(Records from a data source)
####################
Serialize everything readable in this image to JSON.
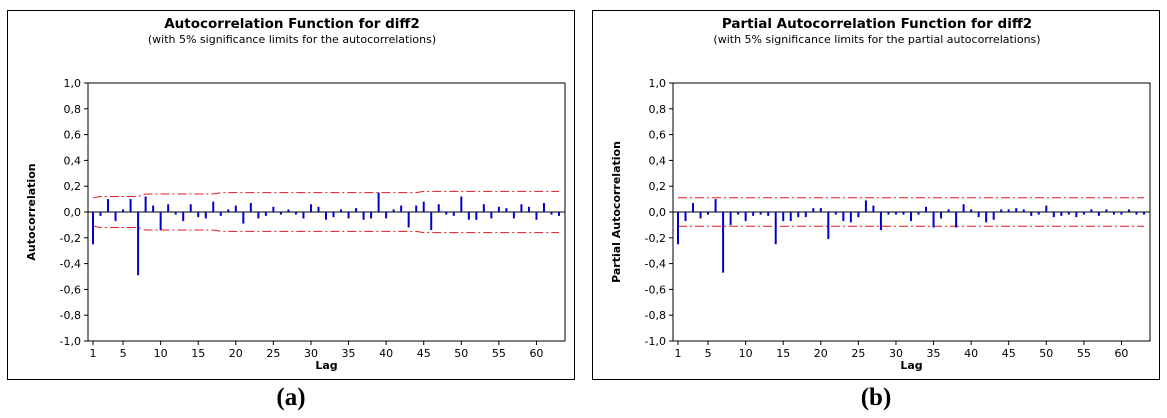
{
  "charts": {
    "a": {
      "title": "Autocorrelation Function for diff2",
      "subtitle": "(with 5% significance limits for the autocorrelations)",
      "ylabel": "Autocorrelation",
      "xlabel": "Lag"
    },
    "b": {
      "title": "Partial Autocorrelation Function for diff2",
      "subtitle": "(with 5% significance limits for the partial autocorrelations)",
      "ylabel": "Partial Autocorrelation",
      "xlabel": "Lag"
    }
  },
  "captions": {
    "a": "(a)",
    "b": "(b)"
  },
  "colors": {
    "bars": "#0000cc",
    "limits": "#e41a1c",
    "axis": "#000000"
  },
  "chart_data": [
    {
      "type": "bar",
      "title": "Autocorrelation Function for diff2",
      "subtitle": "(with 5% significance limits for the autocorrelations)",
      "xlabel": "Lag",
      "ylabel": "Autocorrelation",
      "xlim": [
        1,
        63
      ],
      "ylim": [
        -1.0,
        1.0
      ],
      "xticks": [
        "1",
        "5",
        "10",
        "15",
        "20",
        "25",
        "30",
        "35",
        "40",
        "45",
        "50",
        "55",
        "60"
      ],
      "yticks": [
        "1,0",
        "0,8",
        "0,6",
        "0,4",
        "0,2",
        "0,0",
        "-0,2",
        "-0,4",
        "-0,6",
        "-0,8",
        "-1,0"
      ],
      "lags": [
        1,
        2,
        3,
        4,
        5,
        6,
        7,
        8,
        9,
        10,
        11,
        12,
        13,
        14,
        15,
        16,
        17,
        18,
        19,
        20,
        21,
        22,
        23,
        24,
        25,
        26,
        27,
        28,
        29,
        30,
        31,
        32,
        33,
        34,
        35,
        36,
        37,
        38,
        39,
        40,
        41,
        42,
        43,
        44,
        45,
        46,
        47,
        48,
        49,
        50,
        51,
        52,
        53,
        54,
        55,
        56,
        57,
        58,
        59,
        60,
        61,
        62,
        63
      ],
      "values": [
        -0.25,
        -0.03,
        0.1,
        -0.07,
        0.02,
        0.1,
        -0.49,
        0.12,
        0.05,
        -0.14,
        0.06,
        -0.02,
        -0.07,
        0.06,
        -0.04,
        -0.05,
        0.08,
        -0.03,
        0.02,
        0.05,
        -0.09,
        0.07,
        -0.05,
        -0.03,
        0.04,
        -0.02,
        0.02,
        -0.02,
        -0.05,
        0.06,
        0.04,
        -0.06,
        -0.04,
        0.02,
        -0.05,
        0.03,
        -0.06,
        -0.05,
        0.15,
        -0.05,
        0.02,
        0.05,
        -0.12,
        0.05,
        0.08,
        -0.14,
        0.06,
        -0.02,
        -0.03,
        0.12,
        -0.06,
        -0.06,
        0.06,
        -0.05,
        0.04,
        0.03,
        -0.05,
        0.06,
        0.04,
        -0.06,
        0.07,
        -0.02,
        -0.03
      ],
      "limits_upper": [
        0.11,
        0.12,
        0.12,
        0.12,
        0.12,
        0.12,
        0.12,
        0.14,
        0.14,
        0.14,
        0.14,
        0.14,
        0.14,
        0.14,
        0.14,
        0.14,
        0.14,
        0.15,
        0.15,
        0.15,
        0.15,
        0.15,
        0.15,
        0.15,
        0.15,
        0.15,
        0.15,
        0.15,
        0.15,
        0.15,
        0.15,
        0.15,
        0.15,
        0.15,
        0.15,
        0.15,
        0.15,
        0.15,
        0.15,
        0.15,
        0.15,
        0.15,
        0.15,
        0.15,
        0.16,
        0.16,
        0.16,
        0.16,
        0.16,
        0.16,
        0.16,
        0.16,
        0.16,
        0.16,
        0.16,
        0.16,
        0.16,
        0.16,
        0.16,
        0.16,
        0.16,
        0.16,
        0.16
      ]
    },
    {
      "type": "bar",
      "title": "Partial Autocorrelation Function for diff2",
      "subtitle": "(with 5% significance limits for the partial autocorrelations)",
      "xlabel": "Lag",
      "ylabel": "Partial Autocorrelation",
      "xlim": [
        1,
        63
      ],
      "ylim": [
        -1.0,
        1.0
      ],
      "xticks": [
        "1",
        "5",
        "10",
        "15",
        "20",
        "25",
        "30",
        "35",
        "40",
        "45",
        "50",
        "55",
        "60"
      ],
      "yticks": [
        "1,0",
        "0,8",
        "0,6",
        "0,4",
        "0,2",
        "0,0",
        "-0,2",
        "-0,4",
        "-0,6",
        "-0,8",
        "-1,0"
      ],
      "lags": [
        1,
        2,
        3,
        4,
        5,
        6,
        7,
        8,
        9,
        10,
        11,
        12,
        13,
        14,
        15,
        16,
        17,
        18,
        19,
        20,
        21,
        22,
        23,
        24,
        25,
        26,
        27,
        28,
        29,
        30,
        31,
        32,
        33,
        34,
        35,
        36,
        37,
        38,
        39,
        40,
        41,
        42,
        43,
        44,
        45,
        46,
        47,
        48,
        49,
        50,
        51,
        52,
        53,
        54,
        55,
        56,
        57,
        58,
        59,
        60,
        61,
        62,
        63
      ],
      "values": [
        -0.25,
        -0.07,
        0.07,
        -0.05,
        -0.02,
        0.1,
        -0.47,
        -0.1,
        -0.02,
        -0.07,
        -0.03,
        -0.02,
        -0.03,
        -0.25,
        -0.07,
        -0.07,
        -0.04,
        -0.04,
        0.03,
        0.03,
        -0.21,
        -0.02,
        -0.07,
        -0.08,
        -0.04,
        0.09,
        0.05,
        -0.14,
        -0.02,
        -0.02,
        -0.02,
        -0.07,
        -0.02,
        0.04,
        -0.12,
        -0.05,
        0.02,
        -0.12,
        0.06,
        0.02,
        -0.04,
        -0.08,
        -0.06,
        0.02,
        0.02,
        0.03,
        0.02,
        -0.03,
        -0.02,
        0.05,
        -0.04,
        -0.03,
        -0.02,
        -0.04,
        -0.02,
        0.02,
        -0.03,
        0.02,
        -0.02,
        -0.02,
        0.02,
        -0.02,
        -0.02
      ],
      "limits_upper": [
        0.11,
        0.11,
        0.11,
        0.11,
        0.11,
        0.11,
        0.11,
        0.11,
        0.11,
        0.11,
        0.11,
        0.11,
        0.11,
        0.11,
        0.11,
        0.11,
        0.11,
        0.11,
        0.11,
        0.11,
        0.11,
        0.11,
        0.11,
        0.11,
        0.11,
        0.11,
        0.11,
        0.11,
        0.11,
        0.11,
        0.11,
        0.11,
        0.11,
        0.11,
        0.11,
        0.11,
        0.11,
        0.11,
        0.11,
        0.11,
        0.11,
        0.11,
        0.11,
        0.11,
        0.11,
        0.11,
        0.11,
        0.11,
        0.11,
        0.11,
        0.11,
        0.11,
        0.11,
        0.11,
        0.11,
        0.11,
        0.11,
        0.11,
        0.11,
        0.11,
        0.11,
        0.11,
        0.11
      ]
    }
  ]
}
####################
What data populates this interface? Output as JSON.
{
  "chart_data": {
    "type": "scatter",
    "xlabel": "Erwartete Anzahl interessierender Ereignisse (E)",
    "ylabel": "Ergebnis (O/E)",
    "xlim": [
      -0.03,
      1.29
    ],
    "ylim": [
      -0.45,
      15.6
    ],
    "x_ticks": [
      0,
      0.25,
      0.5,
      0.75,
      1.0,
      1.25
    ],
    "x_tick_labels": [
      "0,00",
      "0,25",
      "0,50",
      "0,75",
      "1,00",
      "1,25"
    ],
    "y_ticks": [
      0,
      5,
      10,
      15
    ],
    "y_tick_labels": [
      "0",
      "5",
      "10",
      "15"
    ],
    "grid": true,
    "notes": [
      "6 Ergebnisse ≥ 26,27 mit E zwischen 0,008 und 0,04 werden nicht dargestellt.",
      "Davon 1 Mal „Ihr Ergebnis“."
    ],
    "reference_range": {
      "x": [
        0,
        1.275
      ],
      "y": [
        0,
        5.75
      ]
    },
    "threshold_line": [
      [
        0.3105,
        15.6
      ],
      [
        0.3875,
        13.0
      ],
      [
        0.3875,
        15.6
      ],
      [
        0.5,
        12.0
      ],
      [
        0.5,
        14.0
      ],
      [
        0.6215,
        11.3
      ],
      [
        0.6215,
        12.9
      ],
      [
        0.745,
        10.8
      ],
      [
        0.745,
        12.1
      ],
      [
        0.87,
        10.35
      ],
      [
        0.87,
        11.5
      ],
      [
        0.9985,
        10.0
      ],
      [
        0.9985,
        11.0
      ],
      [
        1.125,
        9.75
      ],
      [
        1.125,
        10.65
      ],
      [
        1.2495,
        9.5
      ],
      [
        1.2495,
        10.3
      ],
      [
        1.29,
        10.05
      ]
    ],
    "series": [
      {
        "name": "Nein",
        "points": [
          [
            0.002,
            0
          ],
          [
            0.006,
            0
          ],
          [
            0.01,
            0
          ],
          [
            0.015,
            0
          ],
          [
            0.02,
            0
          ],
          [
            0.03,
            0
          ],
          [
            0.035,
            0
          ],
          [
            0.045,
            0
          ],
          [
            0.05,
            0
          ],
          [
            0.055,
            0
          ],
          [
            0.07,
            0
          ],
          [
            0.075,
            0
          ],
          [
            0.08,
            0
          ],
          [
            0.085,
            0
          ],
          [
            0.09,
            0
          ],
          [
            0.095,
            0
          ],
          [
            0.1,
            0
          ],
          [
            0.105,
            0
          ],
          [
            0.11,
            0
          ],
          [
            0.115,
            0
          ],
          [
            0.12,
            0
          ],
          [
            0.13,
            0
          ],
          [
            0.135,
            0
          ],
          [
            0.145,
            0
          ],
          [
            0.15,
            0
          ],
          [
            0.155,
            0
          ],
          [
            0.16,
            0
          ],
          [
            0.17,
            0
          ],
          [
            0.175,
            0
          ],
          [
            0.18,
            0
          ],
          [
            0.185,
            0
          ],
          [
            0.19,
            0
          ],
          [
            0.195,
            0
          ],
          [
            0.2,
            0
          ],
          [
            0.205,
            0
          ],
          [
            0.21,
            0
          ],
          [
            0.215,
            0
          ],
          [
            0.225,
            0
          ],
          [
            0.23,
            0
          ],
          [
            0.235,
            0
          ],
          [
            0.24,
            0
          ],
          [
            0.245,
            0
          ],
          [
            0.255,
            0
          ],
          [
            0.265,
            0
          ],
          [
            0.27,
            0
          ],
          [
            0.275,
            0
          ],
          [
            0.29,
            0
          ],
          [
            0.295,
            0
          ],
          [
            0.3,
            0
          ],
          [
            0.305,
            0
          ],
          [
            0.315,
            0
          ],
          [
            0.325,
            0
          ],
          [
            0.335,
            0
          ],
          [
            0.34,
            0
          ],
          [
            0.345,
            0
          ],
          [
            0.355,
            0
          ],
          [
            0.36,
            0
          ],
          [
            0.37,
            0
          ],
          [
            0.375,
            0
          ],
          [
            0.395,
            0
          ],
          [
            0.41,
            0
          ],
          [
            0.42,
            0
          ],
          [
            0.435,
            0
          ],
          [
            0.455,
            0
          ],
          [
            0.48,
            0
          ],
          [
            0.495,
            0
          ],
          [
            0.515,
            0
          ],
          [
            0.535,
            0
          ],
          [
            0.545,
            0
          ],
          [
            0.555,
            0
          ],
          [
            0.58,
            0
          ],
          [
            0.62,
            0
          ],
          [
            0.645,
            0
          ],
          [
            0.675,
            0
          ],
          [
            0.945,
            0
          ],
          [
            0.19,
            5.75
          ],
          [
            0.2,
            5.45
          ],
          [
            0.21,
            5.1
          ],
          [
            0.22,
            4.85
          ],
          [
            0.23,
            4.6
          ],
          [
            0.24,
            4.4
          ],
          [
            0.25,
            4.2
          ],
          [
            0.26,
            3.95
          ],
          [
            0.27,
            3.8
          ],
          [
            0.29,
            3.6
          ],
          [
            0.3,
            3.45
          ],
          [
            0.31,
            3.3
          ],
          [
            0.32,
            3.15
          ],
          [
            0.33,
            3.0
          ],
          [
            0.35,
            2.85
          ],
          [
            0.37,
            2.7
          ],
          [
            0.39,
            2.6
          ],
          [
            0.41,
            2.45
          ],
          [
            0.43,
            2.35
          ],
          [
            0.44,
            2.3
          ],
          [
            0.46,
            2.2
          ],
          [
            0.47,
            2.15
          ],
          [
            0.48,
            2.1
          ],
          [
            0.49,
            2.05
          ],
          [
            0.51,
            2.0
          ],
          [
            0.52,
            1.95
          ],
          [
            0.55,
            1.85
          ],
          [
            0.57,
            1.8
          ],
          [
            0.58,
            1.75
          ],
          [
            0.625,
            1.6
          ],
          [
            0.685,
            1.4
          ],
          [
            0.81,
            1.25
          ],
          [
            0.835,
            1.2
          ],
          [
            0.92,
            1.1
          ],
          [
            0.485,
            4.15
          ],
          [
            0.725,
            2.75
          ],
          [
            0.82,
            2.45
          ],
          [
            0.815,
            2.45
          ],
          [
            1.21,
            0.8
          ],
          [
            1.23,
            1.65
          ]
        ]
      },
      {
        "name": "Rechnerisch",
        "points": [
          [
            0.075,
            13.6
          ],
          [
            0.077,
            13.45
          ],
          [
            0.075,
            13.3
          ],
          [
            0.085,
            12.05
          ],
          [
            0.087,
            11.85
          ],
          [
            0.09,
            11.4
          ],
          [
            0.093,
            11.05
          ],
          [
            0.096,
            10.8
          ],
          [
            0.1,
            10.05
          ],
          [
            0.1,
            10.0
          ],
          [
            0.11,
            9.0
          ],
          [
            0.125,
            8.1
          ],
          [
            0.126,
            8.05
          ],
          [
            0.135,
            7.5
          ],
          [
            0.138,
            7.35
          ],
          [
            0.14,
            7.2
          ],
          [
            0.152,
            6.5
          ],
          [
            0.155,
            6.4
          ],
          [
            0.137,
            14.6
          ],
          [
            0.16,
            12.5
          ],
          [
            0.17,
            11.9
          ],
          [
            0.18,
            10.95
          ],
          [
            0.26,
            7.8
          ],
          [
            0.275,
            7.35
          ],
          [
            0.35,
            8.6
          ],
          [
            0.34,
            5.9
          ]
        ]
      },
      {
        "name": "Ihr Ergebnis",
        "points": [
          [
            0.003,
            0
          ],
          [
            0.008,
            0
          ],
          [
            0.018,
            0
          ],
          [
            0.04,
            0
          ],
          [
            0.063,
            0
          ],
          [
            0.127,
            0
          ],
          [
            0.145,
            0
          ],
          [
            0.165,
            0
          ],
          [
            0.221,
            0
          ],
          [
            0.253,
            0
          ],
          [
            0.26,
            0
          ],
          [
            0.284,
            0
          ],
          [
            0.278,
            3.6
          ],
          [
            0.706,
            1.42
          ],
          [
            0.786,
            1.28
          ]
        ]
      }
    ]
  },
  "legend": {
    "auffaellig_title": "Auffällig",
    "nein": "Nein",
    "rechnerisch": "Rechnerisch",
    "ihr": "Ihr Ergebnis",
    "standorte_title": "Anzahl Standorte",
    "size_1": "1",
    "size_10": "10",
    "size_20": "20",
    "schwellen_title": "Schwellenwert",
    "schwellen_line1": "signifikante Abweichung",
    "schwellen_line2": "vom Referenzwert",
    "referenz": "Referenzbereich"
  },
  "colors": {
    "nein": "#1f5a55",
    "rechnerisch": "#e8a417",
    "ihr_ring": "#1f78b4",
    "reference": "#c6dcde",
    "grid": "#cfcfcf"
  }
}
####################
# TASK DIRECTIONS
Identify and extract each line of the listing that contains "name".

# RIGHT ANSWER
        "name": "Nein",
        "name": "Rechnerisch",
        "name": "Ihr Ergebnis",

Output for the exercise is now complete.